--- Task material ---
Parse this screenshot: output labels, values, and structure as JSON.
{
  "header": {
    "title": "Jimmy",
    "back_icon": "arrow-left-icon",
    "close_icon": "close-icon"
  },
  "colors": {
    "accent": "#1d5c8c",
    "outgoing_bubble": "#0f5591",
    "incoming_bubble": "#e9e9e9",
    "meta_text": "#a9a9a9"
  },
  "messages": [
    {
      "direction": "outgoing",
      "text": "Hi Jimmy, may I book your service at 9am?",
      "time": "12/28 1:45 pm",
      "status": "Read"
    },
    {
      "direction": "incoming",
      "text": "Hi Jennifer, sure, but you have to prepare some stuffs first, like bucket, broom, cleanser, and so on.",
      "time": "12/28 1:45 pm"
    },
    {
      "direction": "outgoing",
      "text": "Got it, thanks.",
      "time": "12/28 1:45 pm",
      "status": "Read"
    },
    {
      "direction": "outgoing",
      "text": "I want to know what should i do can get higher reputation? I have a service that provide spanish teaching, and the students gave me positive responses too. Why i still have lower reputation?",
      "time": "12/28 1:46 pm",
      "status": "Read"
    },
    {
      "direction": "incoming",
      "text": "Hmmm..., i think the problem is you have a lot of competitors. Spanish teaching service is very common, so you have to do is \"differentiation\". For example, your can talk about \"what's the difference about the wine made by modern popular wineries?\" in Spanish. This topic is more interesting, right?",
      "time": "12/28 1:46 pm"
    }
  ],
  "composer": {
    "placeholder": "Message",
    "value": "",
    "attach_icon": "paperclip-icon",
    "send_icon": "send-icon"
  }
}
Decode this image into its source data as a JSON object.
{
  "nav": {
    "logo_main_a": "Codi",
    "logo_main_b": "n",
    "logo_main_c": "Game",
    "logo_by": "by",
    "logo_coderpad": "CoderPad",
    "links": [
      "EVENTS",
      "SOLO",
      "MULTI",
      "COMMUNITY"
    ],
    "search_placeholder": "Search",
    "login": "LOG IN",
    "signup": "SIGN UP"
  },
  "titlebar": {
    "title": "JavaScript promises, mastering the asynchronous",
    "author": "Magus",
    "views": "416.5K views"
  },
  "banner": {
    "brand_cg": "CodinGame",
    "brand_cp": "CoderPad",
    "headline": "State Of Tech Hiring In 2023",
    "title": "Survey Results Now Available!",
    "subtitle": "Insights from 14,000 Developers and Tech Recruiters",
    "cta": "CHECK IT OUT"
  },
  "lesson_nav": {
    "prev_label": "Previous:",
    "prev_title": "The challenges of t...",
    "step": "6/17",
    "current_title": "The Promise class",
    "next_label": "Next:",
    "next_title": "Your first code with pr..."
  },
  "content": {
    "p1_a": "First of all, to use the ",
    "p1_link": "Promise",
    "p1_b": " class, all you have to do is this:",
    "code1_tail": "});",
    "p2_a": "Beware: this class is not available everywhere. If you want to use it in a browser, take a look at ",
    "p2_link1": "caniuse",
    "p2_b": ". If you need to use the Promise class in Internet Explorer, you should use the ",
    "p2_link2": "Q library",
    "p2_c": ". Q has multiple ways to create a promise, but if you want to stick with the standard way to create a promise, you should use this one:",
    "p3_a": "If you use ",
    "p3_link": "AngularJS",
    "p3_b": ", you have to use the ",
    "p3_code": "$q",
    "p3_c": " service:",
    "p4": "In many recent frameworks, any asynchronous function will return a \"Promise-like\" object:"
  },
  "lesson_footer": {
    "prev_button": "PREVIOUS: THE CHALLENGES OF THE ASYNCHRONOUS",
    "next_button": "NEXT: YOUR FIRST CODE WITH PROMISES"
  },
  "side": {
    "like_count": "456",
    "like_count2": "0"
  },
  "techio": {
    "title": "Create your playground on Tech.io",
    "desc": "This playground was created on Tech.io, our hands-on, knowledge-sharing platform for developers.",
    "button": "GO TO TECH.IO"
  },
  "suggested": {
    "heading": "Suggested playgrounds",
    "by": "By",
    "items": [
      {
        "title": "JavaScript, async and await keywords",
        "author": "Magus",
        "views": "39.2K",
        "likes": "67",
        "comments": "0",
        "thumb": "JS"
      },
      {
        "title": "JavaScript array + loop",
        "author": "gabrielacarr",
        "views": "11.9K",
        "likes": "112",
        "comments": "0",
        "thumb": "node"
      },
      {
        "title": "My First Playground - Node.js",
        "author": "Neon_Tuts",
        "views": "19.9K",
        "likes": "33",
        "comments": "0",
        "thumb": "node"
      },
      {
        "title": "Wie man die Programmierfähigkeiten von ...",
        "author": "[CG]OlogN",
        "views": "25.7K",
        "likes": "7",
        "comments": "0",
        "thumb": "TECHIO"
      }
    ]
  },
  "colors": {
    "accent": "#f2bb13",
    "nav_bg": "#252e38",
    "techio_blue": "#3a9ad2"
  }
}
---
[What to produce] Write the material out exactly, with nothing left out.

[Response to this exercise]
Parse this screenshot: output labels, values, and structure as JSON.
{
  "header": {
    "title": "Jimmy",
    "back_icon": "arrow-left-icon",
    "close_icon": "close-icon"
  },
  "colors": {
    "accent": "#1d5c8c",
    "outgoing_bubble": "#0f5591",
    "incoming_bubble": "#e9e9e9",
    "meta_text": "#a9a9a9"
  },
  "messages": [
    {
      "direction": "outgoing",
      "text": "Hi Jimmy, may I book your service at 9am?",
      "time": "12/28 1:45 pm",
      "status": "Read"
    },
    {
      "direction": "incoming",
      "text": "Hi Jennifer, sure, but you have to prepare some stuffs first, like bucket, broom, cleanser, and so on.",
      "time": "12/28 1:45 pm"
    },
    {
      "direction": "outgoing",
      "text": "Got it, thanks.",
      "time": "12/28 1:45 pm",
      "status": "Read"
    },
    {
      "direction": "outgoing",
      "text": "I want to know what should i do can get higher reputation? I have a service that provide spanish teaching, and the students gave me positive responses too. Why i still have lower reputation?",
      "time": "12/28 1:46 pm",
      "status": "Read"
    },
    {
      "direction": "incoming",
      "text": "Hmmm..., i think the problem is you have a lot of competitors. Spanish teaching service is very common, so you have to do is \"differentiation\". For example, your can talk about \"what's the difference about the wine made by modern popular wineries?\" in Spanish. This topic is more interesting, right?",
      "time": "12/28 1:46 pm"
    }
  ],
  "composer": {
    "placeholder": "Message",
    "value": "",
    "attach_icon": "paperclip-icon",
    "send_icon": "send-icon"
  }
}
Decode this image into its source data as a JSON object.
{
  "nav": {
    "logo_main_a": "Codi",
    "logo_main_b": "n",
    "logo_main_c": "Game",
    "logo_by": "by",
    "logo_coderpad": "CoderPad",
    "links": [
      "EVENTS",
      "SOLO",
      "MULTI",
      "COMMUNITY"
    ],
    "search_placeholder": "Search",
    "login": "LOG IN",
    "signup": "SIGN UP"
  },
  "titlebar": {
    "title": "JavaScript promises, mastering the asynchronous",
    "author": "Magus",
    "views": "416.5K views"
  },
  "banner": {
    "brand_cg": "CodinGame",
    "brand_cp": "CoderPad",
    "headline": "State Of Tech Hiring In 2023",
    "title": "Survey Results Now Available!",
    "subtitle": "Insights from 14,000 Developers and Tech Recruiters",
    "cta": "CHECK IT OUT"
  },
  "lesson_nav": {
    "prev_label": "Previous:",
    "prev_title": "The challenges of t...",
    "step": "6/17",
    "current_title": "The Promise class",
    "next_label": "Next:",
    "next_title": "Your first code with pr..."
  },
  "content": {
    "p1_a": "First of all, to use the ",
    "p1_link": "Promise",
    "p1_b": " class, all you have to do is this:",
    "code1_tail": "});",
    "p2_a": "Beware: this class is not available everywhere. If you want to use it in a browser, take a look at ",
    "p2_link1": "caniuse",
    "p2_b": ". If you need to use the Promise class in Internet Explorer, you should use the ",
    "p2_link2": "Q library",
    "p2_c": ". Q has multiple ways to create a promise, but if you want to stick with the standard way to create a promise, you should use this one:",
    "p3_a": "If you use ",
    "p3_link": "AngularJS",
    "p3_b": ", you have to use the ",
    "p3_code": "$q",
    "p3_c": " service:",
    "p4": "In many recent frameworks, any asynchronous function will return a \"Promise-like\" object:"
  },
  "lesson_footer": {
    "prev_button": "PREVIOUS: THE CHALLENGES OF THE ASYNCHRONOUS",
    "next_button": "NEXT: YOUR FIRST CODE WITH PROMISES"
  },
  "side": {
    "like_count": "456",
    "like_count2": "0"
  },
  "techio": {
    "title": "Create your playground on Tech.io",
    "desc": "This playground was created on Tech.io, our hands-on, knowledge-sharing platform for developers.",
    "button": "GO TO TECH.IO"
  },
  "suggested": {
    "heading": "Suggested playgrounds",
    "by": "By",
    "items": [
      {
        "title": "JavaScript, async and await keywords",
        "author": "Magus",
        "views": "39.2K",
        "likes": "67",
        "comments": "0",
        "thumb": "JS"
      },
      {
        "title": "JavaScript array + loop",
        "author": "gabrielacarr",
        "views": "11.9K",
        "likes": "112",
        "comments": "0",
        "thumb": "node"
      },
      {
        "title": "My First Playground - Node.js",
        "author": "Neon_Tuts",
        "views": "19.9K",
        "likes": "33",
        "comments": "0",
        "thumb": "node"
      },
      {
        "title": "Wie man die Programmierfähigkeiten von ...",
        "author": "[CG]OlogN",
        "views": "25.7K",
        "likes": "7",
        "comments": "0",
        "thumb": "TECHIO"
      }
    ]
  },
  "colors": {
    "accent": "#f2bb13",
    "nav_bg": "#252e38",
    "techio_blue": "#3a9ad2"
  }
}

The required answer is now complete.